== EXERCISE MATERIALS

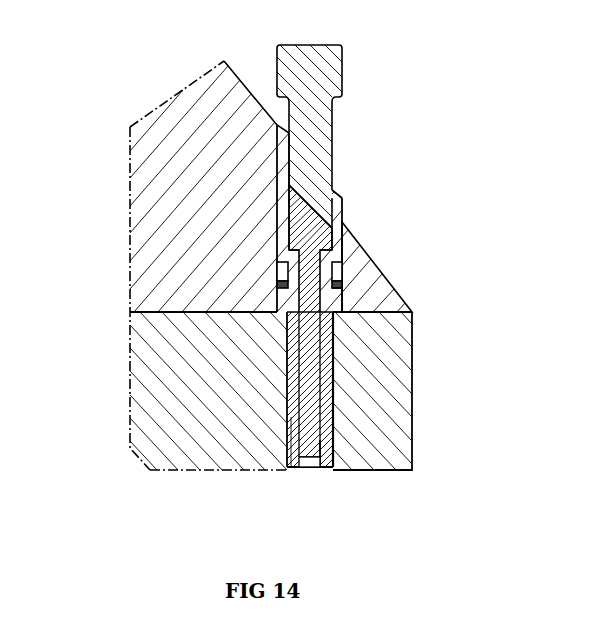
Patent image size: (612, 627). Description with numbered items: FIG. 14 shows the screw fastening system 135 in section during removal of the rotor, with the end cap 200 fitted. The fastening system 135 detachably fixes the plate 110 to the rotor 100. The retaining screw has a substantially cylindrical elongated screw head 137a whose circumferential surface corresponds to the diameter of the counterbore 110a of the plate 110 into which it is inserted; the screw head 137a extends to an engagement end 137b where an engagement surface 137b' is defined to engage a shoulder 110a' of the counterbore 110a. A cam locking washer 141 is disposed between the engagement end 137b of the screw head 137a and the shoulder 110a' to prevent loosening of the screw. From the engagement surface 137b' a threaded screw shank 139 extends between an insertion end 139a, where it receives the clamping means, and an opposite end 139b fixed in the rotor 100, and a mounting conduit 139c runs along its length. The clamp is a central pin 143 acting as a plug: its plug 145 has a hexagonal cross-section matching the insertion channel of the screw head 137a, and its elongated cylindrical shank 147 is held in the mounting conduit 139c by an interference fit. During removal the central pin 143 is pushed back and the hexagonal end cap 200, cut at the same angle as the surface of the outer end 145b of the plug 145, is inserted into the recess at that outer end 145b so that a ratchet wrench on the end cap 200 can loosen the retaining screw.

The rotor 100 is at (378, 435).
The plate 110 is at (337, 240).
The counterbore 110a is at (382, 261).
The shoulder 110a' is at (397, 300).
The screw fastening system 135 is at (291, 262).
The screw head 137a is at (344, 230).
The engagement end 137b is at (173, 279).
The engagement surface 137b' is at (173, 308).
The screw shank 139 is at (288, 445).
The insertion end 139a is at (337, 338).
The opposite end 139b is at (336, 448).
The mounting conduit 139c is at (310, 463).
The cam locking washer 141 is at (343, 283).
The central pin 143 is at (290, 313).
The plug 145 is at (307, 229).
The outer end 145b is at (318, 208).
The shank 147 is at (309, 367).
The end cap 200 is at (318, 76).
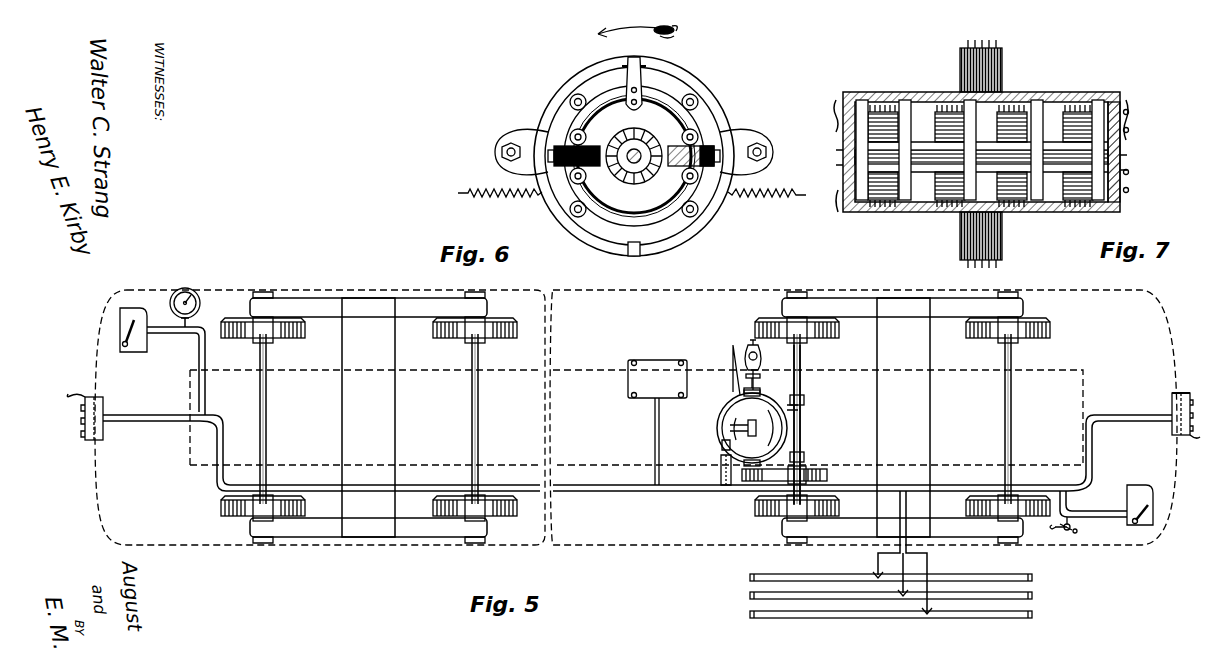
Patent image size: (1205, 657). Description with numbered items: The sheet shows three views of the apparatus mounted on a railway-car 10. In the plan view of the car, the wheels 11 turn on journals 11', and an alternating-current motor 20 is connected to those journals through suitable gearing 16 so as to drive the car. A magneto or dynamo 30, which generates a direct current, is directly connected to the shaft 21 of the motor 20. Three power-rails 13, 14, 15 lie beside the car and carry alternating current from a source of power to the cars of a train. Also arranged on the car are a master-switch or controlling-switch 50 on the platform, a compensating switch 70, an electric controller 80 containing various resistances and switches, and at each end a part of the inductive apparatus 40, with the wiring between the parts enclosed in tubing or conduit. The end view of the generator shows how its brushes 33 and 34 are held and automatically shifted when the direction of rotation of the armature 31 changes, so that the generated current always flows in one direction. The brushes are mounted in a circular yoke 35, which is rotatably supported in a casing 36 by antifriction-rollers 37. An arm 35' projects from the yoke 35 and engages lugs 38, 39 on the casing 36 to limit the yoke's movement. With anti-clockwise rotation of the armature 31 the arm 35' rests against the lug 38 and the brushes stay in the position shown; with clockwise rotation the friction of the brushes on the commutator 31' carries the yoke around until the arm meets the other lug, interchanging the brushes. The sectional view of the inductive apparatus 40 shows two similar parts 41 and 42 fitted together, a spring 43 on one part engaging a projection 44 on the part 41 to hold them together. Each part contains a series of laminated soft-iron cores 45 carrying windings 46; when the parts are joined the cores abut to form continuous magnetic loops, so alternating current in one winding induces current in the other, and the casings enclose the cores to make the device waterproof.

In FIG. 5, the railway-car 10 is at (734, 293).
In FIG. 5, the wheels 11 is at (635, 425).
In FIG. 5, the journals 11' is at (816, 425).
In FIG. 5, the power-rail 13 is at (1032, 578).
In FIG. 5, the power-rail 14 is at (1032, 596).
In FIG. 5, the power-rail 15 is at (1032, 615).
In FIG. 5, the gearing 16 is at (770, 478).
In FIG. 5, the alternating-current motor 20 is at (737, 406).
In FIG. 5, the shaft of the motor 21 is at (760, 392).
In FIG. 5, the magneto or dynamo 30 is at (760, 352).
In FIG. 6, the armature 31 is at (639, 141).
In FIG. 6, the commutator 31' is at (628, 185).
In FIG. 6, the brush 33 is at (566, 140).
In FIG. 6, the brush 34 is at (706, 142).
In FIG. 6, the circular yoke 35 is at (634, 168).
In FIG. 6, the arm 35' is at (654, 55).
In FIG. 6, the casing 36 is at (718, 205).
In FIG. 6, the antifriction-rollers 37 is at (697, 97).
In FIG. 6, the lug 38 is at (626, 64).
In FIG. 6, the lug 39 is at (636, 249).
In FIG. 7, the inductive apparatus 40 is at (947, 66).
In FIG. 5, the part of the inductive apparatus 41 is at (1170, 403).
In FIG. 7, the part of the inductive apparatus 41 is at (1114, 96).
In FIG. 5, the part of the inductive apparatus 42 is at (103, 436).
In FIG. 7, the part of the inductive apparatus 42 is at (845, 202).
In FIG. 5, the spring 43 is at (96, 398).
In FIG. 7, the spring 43 is at (843, 157).
In FIG. 5, the projection 44 is at (1176, 393).
In FIG. 7, the projection 44 is at (843, 122).
In FIG. 7, the cores 45 is at (861, 110).
In FIG. 7, the windings 46 is at (883, 110).
In FIG. 5, the master-switch or controlling-switch 50 is at (136, 348).
In FIG. 5, the compensating switch 70 is at (201, 303).
In FIG. 5, the electric controller 80 is at (627, 378).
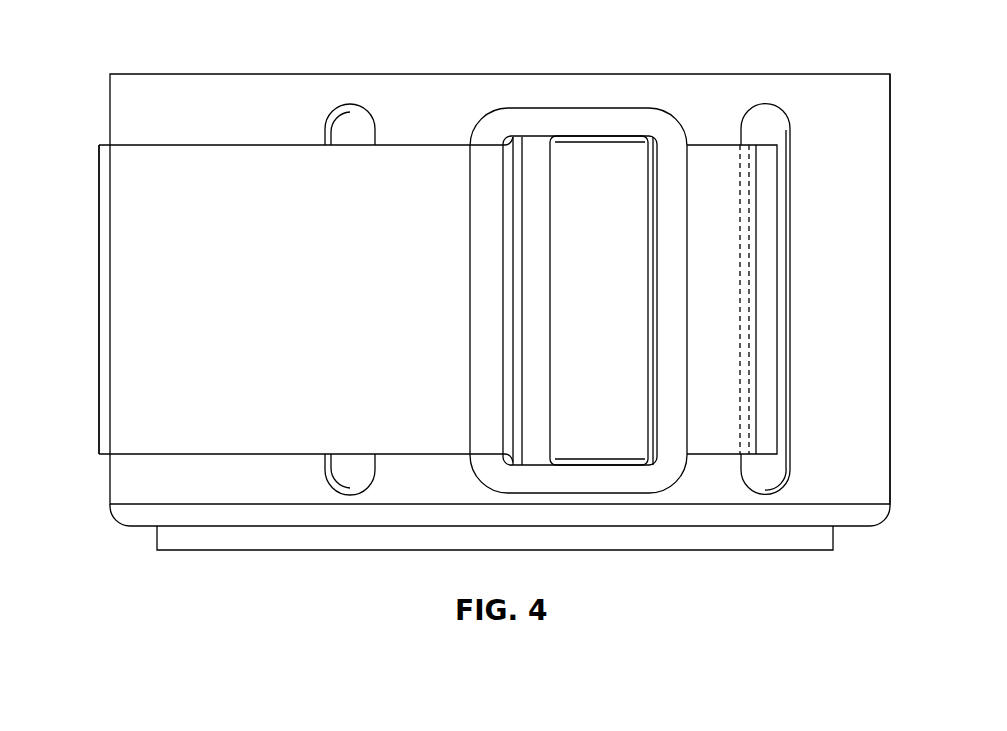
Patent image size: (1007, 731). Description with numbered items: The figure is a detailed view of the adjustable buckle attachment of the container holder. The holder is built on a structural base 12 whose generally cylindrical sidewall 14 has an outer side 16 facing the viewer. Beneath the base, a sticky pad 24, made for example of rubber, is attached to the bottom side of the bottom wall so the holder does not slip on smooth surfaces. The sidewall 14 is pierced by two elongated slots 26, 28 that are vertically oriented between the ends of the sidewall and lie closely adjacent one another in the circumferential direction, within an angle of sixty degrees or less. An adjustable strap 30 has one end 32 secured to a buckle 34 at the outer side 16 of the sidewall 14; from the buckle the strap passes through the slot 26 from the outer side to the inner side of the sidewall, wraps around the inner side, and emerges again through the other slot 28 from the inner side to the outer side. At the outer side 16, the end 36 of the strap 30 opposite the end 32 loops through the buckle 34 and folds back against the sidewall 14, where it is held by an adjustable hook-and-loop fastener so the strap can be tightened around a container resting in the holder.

The structural base 12 is at (857, 45).
The cylindrical sidewall 14 is at (160, 73).
The outer side 16 is at (880, 165).
The sticky pad 24 is at (428, 538).
The elongated slot 26 is at (760, 115).
The elongated slot 28 is at (350, 117).
The adjustable strap 30 is at (423, 330).
The strap end 32 is at (720, 160).
The buckle 34 is at (605, 117).
The strap end 36 is at (98, 298).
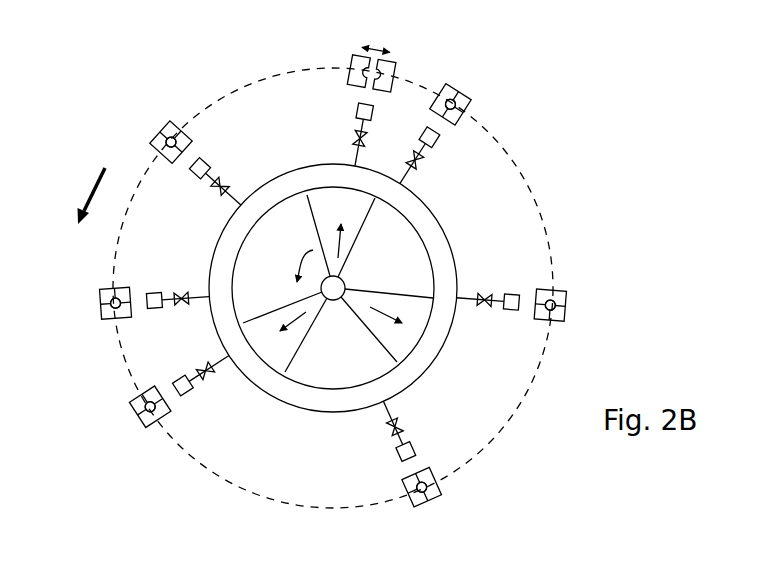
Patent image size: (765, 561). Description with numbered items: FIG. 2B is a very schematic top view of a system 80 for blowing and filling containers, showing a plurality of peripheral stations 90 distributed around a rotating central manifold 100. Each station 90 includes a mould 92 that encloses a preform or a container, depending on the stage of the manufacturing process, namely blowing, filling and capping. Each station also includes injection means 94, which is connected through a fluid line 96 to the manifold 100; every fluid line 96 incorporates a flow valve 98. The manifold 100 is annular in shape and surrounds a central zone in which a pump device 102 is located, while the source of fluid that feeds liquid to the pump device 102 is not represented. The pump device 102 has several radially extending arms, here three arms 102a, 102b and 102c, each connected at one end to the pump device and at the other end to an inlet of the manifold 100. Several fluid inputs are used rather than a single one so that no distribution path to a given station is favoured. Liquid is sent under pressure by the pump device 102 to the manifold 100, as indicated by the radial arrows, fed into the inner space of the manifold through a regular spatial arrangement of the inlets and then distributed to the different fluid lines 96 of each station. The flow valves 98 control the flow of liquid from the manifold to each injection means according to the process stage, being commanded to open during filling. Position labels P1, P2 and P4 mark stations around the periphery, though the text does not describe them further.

The system 80 is at (570, 150).
The station 90 is at (386, 60).
The mould 92 is at (400, 80).
The injection means 94 is at (357, 110).
The fluid line 96 is at (355, 158).
The flow valve 98 is at (353, 138).
The rotating central manifold 100 is at (455, 240).
The pump device 102 is at (352, 277).
The radially extending arm 102a is at (255, 318).
The radially extending arm 102b is at (313, 228).
The radially extending arm 102c is at (363, 330).
The first position P1 is at (140, 152).
The second position P2 is at (105, 325).
The fourth position P4 is at (485, 105).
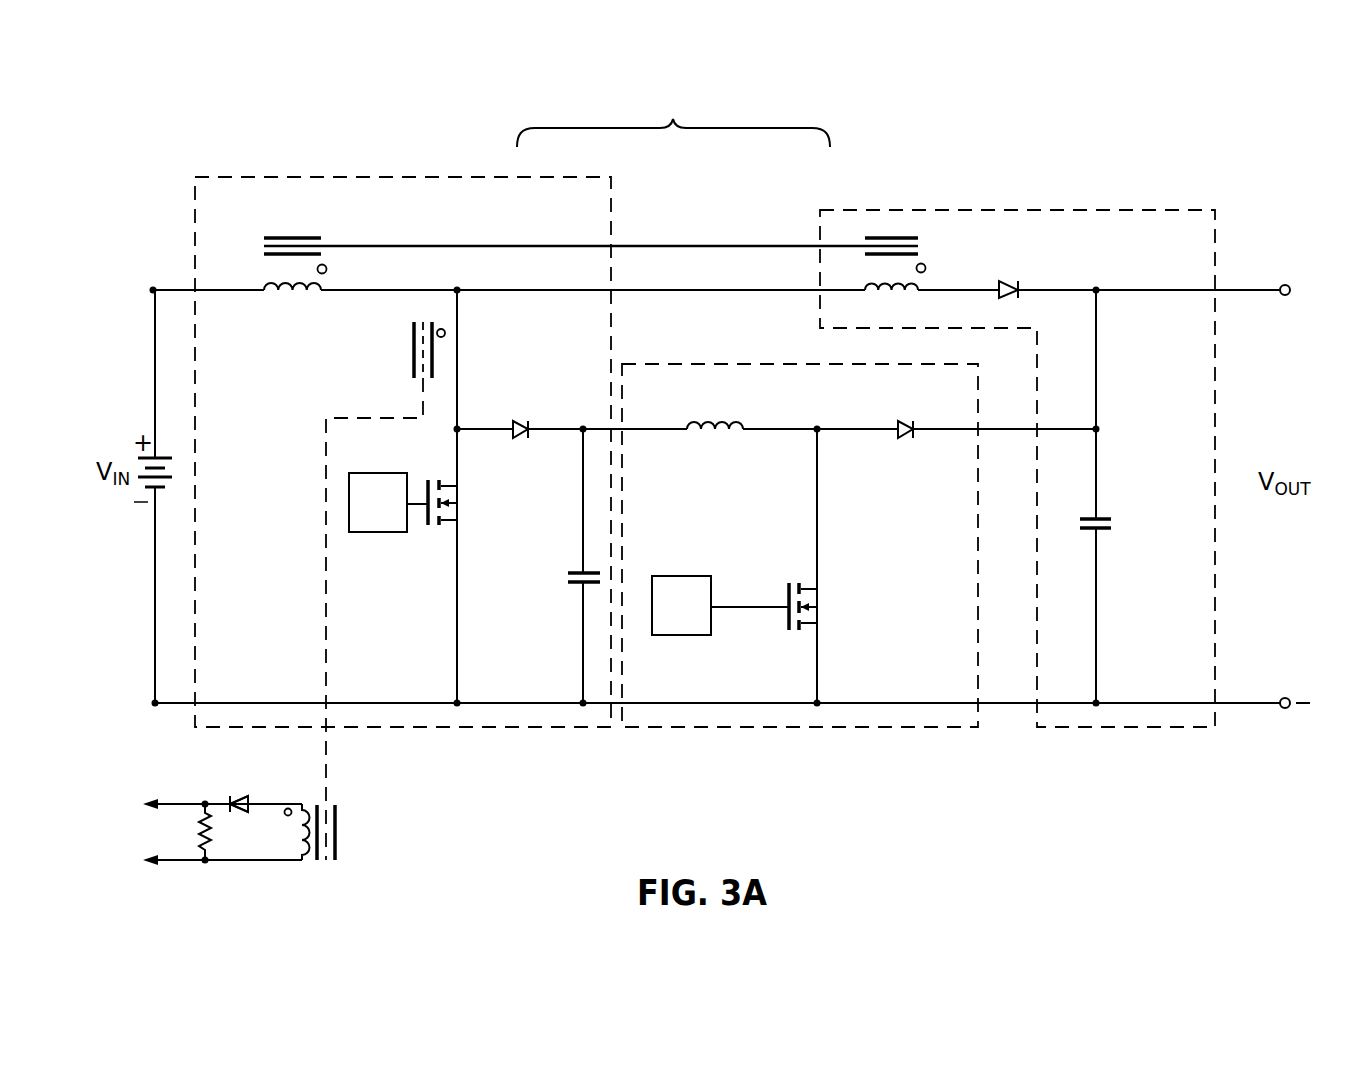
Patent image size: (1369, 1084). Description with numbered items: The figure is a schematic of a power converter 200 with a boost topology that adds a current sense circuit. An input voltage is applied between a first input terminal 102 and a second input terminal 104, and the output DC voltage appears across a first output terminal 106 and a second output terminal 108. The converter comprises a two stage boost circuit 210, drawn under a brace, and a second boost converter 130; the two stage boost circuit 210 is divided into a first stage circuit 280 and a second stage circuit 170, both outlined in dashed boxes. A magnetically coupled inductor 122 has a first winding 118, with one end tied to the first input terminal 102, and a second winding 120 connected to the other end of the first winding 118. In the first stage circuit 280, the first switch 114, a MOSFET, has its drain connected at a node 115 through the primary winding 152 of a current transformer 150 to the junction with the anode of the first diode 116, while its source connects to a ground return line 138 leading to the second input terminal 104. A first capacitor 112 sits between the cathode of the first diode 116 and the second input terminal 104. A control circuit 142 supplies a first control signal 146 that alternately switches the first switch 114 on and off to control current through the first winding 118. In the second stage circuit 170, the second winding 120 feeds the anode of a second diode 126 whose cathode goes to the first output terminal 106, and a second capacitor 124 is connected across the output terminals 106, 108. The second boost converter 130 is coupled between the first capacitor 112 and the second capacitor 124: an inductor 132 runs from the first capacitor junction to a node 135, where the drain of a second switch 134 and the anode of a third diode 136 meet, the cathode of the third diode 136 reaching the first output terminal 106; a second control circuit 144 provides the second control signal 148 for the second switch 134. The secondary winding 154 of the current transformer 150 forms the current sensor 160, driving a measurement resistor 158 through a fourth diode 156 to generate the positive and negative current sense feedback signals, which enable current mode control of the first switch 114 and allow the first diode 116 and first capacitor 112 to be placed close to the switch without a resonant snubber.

The first input terminal 102 is at (150, 290).
The second input terminal 104 is at (152, 703).
The first output terminal 106 is at (1284, 284).
The second output terminal 108 is at (1284, 698).
The first capacitor 112 is at (577, 572).
The first switch 114 is at (462, 501).
The node 115 is at (456, 286).
The first diode 116 is at (522, 422).
The first winding 118 is at (300, 295).
The second winding 120 is at (928, 284).
The magnetically coupled inductor 122 is at (365, 246).
The second capacitor 124 is at (1100, 517).
The second diode 126 is at (1024, 285).
The second boost converter 130 is at (770, 728).
The inductor 132 is at (713, 436).
The second switch 134 is at (820, 607).
The node 135 is at (816, 425).
The third diode 136 is at (905, 420).
The ground return line 138 is at (455, 701).
The control circuit 142 is at (370, 473).
The second control circuit 144 is at (672, 576).
The first control signal 146 is at (414, 500).
The second control signal 148 is at (754, 606).
The current transformer 150 is at (326, 864).
The primary winding 152 is at (448, 356).
The secondary winding 154 is at (292, 838).
The fourth diode 156 is at (250, 798).
The measurement resistor 158 is at (199, 832).
The current sensor 160 is at (246, 862).
The second stage circuit 170 is at (822, 210).
The power converter 200 is at (166, 140).
The two stage boost circuit 210 is at (673, 117).
The first stage circuit 280 is at (482, 177).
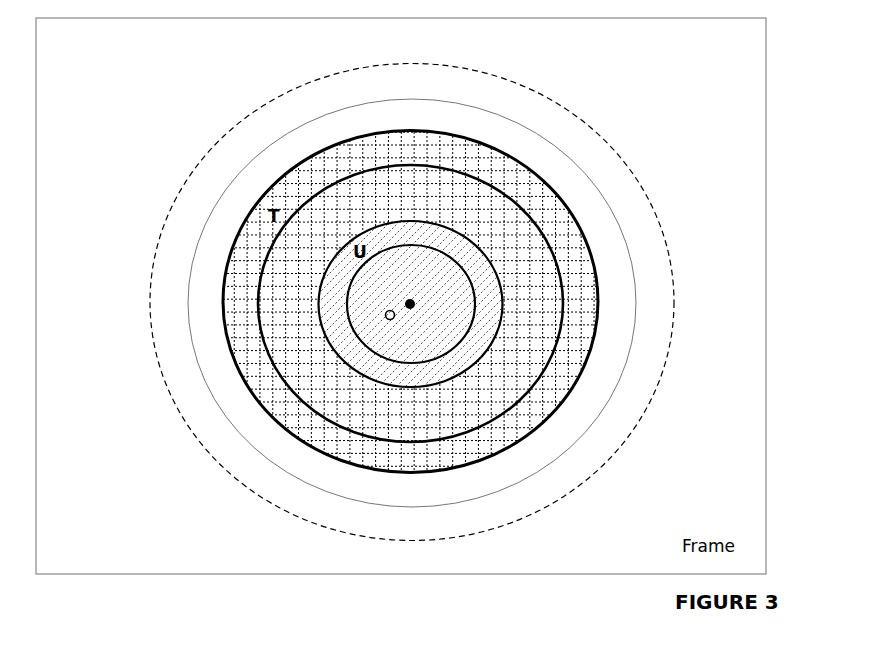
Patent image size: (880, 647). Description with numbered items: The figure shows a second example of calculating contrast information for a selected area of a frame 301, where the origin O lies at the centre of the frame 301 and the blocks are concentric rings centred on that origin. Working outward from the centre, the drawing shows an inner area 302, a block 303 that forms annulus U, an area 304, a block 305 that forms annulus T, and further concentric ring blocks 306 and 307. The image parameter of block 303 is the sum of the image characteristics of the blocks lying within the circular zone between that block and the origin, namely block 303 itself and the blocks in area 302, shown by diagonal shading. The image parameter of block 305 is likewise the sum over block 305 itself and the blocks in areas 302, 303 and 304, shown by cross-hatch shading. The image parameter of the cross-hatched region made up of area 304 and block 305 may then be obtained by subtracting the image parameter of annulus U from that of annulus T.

The frame 301 is at (401, 296).
The area 302 is at (411, 304).
The block 303 is at (411, 304).
The area 304 is at (410, 303).
The block 305 is at (410, 302).
The block 306 is at (412, 303).
The block 307 is at (412, 303).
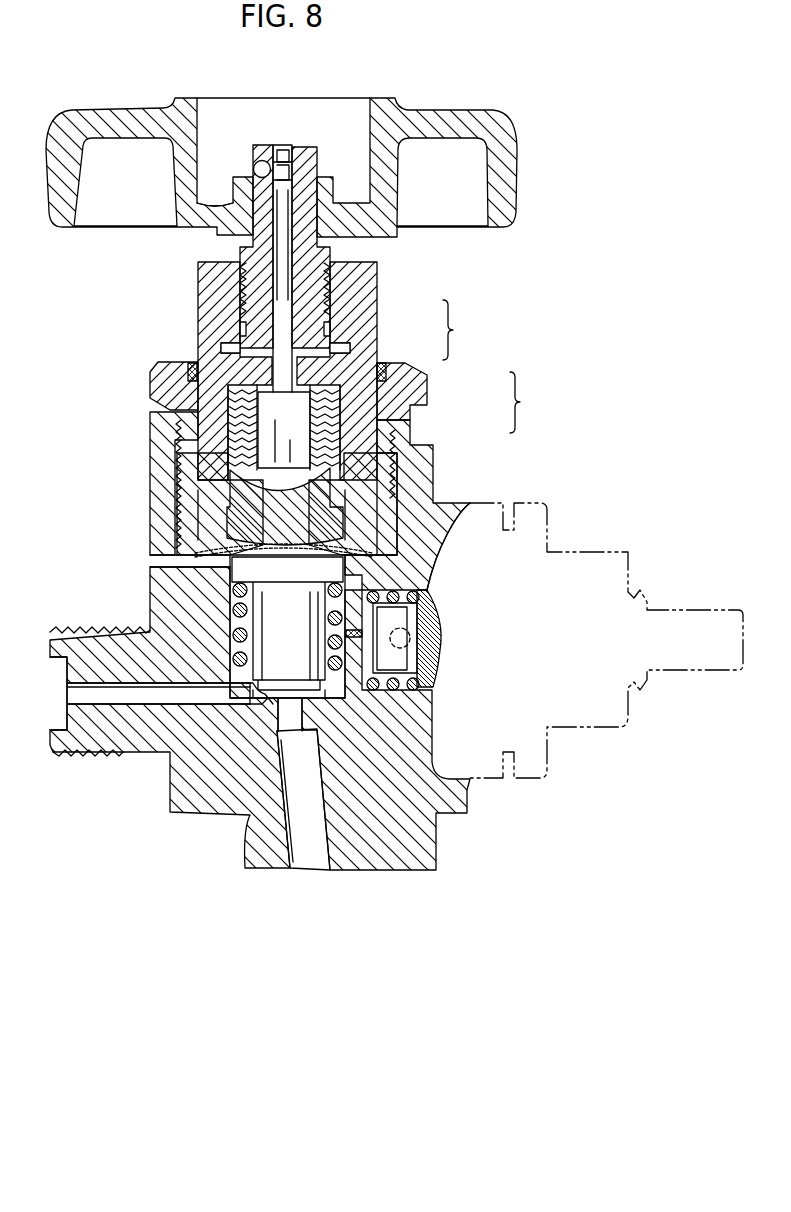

====

**THE REQUEST**
Rewrite as a Markdown table, with columns named Number and Line, the lines beginning with the one containing "Patent image size: (765, 561)." and ending with the one containing "The radially extending arm 102c", both included. Leave out any blank lines.

**REPLY TO THE TASK**
| Number | Line |
|---|---|
| 1 | Patent image size: (765, 561). Description with numbered items: FIG. 2B is a very schematic top view of a system 80 for blowing and filling containers, showing a plurality of peripheral stations 90 distributed around a rotating central manifold 100. Each station 90 includes a mould 92 that encloses a preform or a container, depending on the stage of the manufacturing process, namely blowing, filling and capping. Each station also includes injection means 94, which is connected through a fluid line 96 to the manifold 100; every fluid line 96 incorporates a flow valve 98. The manifold 100 is annular in shape and surrounds a central zone in which a pump device 102 is located, while the source of fluid that feeds liquid to the pump device 102 is not represented. The pump device 102 has several radially extending arms, here three arms 102a, 102b and 102c, each connected at one end to the pump device and at the other end to an inlet of the manifold 100. Several fluid inputs are used rather than a single one so that no distribution path to a given station is favoured. Liquid is sent under pressure by the pump device 102 to the manifold 100, as indicated by the radial arrows, fed into the inner space of the manifold through a regular spatial arrangement of the inlets and then distributed to the different fluid lines 96 of each station. The flow valves 98 control the flow of liquid from the manifold to each injection means according to the process stage, being commanded to open during filling. Position labels P1, P2 and P4 mark stations around the periphery, though the text does not describe them further. |
| 2 | The system 80 is at (570, 150). |
| 3 | The station 90 is at (386, 60). |
| 4 | The mould 92 is at (400, 80). |
| 5 | The injection means 94 is at (357, 110). |
| 6 | The fluid line 96 is at (355, 158). |
| 7 | The flow valve 98 is at (353, 138). |
| 8 | The rotating central manifold 100 is at (455, 240). |
| 9 | The pump device 102 is at (352, 277). |
| 10 | The radially extending arm 102a is at (255, 318). |
| 11 | The radially extending arm 102b is at (313, 228). |
| 12 | The radially extending arm 102c is at (363, 330). |